>> begin
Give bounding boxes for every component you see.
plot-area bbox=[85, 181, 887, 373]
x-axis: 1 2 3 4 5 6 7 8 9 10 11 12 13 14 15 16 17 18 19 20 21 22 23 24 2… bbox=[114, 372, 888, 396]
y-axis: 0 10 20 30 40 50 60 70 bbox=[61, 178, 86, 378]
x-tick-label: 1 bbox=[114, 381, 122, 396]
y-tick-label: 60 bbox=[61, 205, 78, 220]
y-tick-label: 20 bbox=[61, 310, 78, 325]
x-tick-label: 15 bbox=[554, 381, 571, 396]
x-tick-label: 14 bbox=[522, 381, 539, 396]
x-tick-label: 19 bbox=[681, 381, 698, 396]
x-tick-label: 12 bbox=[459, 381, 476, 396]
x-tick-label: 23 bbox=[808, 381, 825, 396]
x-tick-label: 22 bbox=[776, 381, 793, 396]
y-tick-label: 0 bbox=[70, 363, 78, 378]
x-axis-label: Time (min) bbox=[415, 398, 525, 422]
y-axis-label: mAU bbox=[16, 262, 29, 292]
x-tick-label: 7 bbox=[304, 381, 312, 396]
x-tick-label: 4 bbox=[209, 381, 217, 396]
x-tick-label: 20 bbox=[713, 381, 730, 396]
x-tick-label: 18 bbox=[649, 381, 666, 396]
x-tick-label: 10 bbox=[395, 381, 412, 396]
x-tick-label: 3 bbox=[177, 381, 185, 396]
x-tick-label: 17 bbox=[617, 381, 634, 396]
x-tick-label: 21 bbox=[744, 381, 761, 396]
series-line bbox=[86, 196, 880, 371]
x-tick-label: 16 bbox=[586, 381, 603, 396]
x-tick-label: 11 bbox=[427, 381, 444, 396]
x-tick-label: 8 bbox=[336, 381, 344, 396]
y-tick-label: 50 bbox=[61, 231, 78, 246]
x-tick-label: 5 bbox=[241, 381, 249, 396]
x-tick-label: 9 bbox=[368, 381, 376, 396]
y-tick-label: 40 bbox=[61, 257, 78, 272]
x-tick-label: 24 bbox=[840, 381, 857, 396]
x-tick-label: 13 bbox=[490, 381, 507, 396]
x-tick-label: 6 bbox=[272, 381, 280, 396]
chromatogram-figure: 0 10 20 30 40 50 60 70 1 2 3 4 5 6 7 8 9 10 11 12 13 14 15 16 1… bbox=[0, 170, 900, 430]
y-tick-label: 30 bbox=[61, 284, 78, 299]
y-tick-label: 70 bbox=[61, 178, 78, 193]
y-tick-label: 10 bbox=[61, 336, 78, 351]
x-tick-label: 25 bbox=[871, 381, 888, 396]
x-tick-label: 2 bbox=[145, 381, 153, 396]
>> end
Reproduce every line of the material above verbatim, keeping the original order.

Give bounding boxes for every component you see.
plot-area bbox=[85, 181, 887, 373]
x-axis: 1 2 3 4 5 6 7 8 9 10 11 12 13 14 15 16 17 18 19 20 21 22 23 24 2… bbox=[114, 372, 888, 396]
y-axis: 0 10 20 30 40 50 60 70 bbox=[61, 178, 86, 378]
x-tick-label: 1 bbox=[114, 381, 122, 396]
y-tick-label: 60 bbox=[61, 205, 78, 220]
y-tick-label: 20 bbox=[61, 310, 78, 325]
x-tick-label: 15 bbox=[554, 381, 571, 396]
x-tick-label: 14 bbox=[522, 381, 539, 396]
x-tick-label: 19 bbox=[681, 381, 698, 396]
x-tick-label: 12 bbox=[459, 381, 476, 396]
x-tick-label: 23 bbox=[808, 381, 825, 396]
x-tick-label: 22 bbox=[776, 381, 793, 396]
y-tick-label: 0 bbox=[70, 363, 78, 378]
x-axis-label: Time (min) bbox=[415, 398, 525, 422]
y-axis-label: mAU bbox=[16, 262, 29, 292]
x-tick-label: 7 bbox=[304, 381, 312, 396]
x-tick-label: 4 bbox=[209, 381, 217, 396]
x-tick-label: 20 bbox=[713, 381, 730, 396]
x-tick-label: 18 bbox=[649, 381, 666, 396]
x-tick-label: 10 bbox=[395, 381, 412, 396]
x-tick-label: 3 bbox=[177, 381, 185, 396]
x-tick-label: 17 bbox=[617, 381, 634, 396]
x-tick-label: 21 bbox=[744, 381, 761, 396]
series-line bbox=[86, 196, 880, 371]
x-tick-label: 16 bbox=[586, 381, 603, 396]
x-tick-label: 11 bbox=[427, 381, 444, 396]
x-tick-label: 8 bbox=[336, 381, 344, 396]
y-tick-label: 50 bbox=[61, 231, 78, 246]
x-tick-label: 5 bbox=[241, 381, 249, 396]
x-tick-label: 9 bbox=[368, 381, 376, 396]
y-tick-label: 40 bbox=[61, 257, 78, 272]
x-tick-label: 24 bbox=[840, 381, 857, 396]
x-tick-label: 13 bbox=[490, 381, 507, 396]
x-tick-label: 6 bbox=[272, 381, 280, 396]
chromatogram-figure: 0 10 20 30 40 50 60 70 1 2 3 4 5 6 7 8 9 10 11 12 13 14 15 16 1… bbox=[0, 170, 900, 430]
y-tick-label: 30 bbox=[61, 284, 78, 299]
y-tick-label: 70 bbox=[61, 178, 78, 193]
y-tick-label: 10 bbox=[61, 336, 78, 351]
x-tick-label: 25 bbox=[871, 381, 888, 396]
x-tick-label: 2 bbox=[145, 381, 153, 396]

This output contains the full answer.